**Document passage:**
- - -

= Brock Meeks =

American journalist

Brock N. Meeks is an American investigative journalist. He founded the online publication CyberWire Dispatch in 1994 and helped pioneer the world of online journalism. At its peak, Meeks estimated that CyberWire Dispatch was distributed to more than 800,000 readers via mailing lists and newsgroups. At the height of his online career, Meeks was "the most widely read reporter in cyberspace" according to J. D. Lasica. CyberWire Dispatch officially ceased publication in early 2004.

Meeks's articles focused on the intersection of government and technology, and explored issues such as online rights - including free speech and the right to privacy - encryption, censorship, and the regulation of content.

Meeks was the first journalist sued for libel in cyberspace while writing his CyberWire Dispatch. Journalist and author Dan Gillmor wrote in his book We the Media: "[Meeks] was, by most accounts, the first Internet journalist to be sued for libel. For all practical purposes, Meeks won the case; he paid nothing to the Ohio company that sued him over his critical report about the company's business practices, though he did agree to notify the company before publishing anything else about it or the man who ran it. Meeks did pay his lawyers, including several noted First Amendment specialists who donated the vast majority of their time. He was lucky, in a sense, because his case drew the attention of people who wanted to protect our rights."

In the mid-1990s, Meeks was the Washington correspondent for Wired and its online counterpart, HotWired. He wrote features for the magazine and produced two columns for HotWired: "Muckraker" and "Campaign Dispatch". The latter was dedicated to his coverage of the 1996 U.S. presidential campaign.

From 1997 to 2006, Meeks served as chief Washington correspondent for MSNBC.com, covering a variety of policy-related technology topics, including civil liberties and legislative attempts to control the Internet.

After the attacks of September 11, 2001, Meeks created and developed the homeland security beat for MSNBC.com. His work on national security won him the Carnegie Mellon Cybersecurity Journalism award in 2005.

- - -

**Source material:**
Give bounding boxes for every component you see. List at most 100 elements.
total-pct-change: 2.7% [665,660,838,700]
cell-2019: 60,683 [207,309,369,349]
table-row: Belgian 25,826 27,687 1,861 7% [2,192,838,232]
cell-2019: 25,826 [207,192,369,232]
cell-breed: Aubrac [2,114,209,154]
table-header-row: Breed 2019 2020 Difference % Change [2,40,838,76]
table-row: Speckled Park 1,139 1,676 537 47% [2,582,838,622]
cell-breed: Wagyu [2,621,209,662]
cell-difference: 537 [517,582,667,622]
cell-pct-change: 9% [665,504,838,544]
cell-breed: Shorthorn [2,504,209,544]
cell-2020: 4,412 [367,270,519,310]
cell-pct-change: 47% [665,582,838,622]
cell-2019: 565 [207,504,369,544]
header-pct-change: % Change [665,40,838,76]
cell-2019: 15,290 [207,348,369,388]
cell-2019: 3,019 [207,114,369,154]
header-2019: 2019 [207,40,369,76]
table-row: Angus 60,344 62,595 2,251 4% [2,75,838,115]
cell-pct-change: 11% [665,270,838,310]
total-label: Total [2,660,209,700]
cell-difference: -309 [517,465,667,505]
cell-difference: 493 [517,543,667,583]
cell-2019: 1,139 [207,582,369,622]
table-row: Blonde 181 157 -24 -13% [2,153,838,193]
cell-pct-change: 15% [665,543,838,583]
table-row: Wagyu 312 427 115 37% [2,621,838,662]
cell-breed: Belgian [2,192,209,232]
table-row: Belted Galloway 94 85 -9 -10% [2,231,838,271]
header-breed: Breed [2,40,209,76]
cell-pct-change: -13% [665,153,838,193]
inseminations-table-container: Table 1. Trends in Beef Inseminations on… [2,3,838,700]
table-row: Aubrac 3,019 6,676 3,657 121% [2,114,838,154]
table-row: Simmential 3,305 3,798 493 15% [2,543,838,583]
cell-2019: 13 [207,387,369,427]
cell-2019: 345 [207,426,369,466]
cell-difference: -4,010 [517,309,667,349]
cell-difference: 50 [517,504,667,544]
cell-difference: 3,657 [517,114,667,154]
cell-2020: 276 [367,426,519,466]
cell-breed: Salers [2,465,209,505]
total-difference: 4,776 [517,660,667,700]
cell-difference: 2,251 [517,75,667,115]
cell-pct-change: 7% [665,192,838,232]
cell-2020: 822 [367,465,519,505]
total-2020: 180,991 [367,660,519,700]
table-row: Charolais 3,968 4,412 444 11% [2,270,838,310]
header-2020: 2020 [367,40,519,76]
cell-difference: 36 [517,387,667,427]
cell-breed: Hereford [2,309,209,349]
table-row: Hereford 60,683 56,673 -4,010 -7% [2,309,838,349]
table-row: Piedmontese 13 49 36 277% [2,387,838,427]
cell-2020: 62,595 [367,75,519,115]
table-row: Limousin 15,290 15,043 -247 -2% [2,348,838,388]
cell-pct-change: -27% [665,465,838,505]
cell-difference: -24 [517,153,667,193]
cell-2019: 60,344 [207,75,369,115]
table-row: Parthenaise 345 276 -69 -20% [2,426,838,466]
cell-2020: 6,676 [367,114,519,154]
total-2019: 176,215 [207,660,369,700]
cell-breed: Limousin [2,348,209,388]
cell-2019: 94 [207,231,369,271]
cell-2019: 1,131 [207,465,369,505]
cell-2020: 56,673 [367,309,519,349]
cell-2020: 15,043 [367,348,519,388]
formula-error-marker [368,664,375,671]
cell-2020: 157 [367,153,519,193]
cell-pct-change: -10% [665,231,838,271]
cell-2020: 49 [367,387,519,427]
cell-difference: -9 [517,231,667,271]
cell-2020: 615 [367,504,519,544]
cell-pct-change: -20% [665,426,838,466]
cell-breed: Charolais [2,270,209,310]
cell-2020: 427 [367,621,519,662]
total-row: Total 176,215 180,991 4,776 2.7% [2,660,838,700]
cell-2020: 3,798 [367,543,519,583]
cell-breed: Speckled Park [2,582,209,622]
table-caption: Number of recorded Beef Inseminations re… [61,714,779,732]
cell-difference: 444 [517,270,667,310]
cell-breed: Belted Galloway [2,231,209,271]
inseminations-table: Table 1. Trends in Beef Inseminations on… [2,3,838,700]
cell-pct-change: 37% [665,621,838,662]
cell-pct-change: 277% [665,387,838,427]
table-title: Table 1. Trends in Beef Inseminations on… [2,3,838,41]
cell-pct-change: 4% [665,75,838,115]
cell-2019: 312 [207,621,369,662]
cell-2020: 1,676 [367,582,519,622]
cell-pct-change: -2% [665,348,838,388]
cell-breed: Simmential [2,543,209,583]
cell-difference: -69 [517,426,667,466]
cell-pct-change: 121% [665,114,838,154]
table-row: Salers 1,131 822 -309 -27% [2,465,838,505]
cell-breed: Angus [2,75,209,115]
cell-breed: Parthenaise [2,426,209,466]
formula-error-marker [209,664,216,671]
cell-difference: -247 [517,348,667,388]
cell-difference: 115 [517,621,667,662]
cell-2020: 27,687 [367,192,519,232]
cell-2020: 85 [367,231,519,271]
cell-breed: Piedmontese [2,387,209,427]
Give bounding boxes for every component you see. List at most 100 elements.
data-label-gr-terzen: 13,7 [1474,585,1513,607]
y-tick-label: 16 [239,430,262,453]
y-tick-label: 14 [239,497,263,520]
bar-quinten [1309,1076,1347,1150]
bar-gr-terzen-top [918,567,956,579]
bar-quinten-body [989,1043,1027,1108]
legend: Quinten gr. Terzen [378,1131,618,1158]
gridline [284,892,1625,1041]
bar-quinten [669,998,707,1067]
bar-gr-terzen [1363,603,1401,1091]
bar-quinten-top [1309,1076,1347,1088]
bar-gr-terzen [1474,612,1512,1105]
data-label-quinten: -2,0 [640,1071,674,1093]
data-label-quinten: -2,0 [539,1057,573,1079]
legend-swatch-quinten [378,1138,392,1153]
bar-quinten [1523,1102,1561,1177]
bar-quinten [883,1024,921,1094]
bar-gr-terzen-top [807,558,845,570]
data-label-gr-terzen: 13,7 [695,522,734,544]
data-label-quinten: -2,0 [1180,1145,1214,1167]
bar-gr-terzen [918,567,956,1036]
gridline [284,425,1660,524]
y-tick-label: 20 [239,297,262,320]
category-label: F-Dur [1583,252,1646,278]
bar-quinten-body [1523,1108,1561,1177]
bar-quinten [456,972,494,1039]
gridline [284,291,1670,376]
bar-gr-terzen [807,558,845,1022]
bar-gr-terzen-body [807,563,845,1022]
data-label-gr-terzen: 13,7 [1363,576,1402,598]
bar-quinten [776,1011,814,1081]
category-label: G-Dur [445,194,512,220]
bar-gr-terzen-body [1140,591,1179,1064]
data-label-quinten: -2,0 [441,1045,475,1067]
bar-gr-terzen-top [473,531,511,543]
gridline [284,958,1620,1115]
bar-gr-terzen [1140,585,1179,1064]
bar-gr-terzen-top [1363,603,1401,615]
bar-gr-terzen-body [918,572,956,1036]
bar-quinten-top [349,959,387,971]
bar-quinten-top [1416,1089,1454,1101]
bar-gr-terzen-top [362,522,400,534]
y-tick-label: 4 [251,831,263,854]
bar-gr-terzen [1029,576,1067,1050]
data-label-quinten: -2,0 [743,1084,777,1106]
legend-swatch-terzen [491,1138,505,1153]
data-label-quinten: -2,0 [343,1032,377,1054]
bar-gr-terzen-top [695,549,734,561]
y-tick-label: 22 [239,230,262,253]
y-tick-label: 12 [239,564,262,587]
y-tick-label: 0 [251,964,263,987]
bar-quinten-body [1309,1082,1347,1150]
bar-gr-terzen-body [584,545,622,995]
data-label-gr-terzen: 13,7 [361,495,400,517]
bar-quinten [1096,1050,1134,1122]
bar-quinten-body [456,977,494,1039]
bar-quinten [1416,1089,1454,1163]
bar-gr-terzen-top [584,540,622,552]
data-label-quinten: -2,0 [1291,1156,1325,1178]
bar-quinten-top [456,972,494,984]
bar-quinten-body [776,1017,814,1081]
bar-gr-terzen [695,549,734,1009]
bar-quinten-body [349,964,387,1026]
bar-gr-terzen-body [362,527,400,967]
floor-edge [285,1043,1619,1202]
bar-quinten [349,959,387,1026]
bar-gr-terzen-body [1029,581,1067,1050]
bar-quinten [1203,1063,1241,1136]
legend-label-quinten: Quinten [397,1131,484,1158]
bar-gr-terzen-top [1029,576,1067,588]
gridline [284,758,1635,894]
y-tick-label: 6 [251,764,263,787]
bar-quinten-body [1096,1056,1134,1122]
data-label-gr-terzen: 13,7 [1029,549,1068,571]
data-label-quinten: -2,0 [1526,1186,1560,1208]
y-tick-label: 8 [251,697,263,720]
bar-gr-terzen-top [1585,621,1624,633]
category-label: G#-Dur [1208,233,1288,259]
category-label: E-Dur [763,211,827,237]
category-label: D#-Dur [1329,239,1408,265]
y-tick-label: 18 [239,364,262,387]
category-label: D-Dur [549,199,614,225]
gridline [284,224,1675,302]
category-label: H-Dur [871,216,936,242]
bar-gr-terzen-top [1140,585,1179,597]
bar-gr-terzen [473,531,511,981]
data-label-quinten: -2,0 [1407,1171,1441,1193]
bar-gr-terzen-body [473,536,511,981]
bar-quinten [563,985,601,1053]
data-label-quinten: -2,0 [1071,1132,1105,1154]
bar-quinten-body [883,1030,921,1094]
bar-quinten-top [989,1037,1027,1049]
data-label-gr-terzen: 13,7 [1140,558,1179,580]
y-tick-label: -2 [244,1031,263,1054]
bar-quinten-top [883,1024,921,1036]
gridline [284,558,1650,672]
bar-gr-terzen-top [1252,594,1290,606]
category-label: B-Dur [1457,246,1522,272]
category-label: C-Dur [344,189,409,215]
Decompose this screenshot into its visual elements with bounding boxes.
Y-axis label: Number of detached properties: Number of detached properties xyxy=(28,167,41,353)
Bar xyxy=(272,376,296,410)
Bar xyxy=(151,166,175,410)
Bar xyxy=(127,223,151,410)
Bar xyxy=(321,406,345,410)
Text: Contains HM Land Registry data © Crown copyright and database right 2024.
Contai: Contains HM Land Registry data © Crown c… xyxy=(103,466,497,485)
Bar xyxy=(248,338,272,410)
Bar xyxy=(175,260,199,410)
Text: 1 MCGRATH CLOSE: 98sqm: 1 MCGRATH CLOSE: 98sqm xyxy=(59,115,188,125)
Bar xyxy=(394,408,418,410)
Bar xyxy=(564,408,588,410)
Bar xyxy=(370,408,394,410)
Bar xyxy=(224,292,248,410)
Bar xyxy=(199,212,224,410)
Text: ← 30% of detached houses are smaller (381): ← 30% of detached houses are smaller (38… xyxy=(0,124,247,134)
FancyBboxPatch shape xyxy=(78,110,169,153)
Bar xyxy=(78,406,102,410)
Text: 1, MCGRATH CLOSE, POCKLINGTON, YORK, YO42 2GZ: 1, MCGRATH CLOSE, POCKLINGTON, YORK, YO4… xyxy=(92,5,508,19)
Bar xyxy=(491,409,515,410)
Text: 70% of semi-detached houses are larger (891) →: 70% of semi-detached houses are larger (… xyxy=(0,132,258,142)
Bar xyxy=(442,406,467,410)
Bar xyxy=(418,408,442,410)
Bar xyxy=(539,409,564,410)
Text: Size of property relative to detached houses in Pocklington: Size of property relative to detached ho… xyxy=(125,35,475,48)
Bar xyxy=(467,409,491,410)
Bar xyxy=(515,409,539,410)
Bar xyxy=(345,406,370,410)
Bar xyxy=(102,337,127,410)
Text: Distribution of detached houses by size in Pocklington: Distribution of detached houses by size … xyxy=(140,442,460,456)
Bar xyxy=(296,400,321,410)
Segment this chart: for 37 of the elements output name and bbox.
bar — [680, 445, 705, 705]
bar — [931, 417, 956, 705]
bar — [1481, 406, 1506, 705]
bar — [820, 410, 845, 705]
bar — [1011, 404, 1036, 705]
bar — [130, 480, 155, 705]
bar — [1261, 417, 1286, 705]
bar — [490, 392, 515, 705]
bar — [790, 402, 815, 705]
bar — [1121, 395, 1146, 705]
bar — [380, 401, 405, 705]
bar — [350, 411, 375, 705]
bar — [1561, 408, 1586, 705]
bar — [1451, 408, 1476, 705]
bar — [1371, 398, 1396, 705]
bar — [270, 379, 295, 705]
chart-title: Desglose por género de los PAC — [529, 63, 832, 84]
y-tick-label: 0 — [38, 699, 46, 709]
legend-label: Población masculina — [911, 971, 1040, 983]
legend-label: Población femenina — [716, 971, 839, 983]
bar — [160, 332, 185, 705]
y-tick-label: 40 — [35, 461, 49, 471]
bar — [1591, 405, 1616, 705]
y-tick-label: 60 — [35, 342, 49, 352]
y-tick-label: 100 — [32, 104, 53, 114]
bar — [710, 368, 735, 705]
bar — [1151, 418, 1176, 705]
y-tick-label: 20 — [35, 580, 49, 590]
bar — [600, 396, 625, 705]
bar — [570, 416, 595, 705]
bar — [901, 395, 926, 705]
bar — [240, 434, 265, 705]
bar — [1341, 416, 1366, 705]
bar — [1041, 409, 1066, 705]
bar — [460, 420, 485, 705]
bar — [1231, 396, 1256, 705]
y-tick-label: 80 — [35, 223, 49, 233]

- - -

**What this task involves:** Can you quote the article on Brock Meeks word for word, from "In the mid-1990s, Meeks" up to and including "award in 2005."?

**Answer:**
In the mid-1990s, Meeks was the Washington correspondent for Wired and its online counterpart, HotWired. He wrote features for the magazine and produced two columns for HotWired: "Muckraker" and "Campaign Dispatch". The latter was dedicated to his coverage of the 1996 U.S. presidential campaign.

From 1997 to 2006, Meeks served as chief Washington correspondent for MSNBC.com, covering a variety of policy-related technology topics, including civil liberties and legislative attempts to control the Internet.

After the attacks of September 11, 2001, Meeks created and developed the homeland security beat for MSNBC.com. His work on national security won him the Carnegie Mellon Cybersecurity Journalism award in 2005.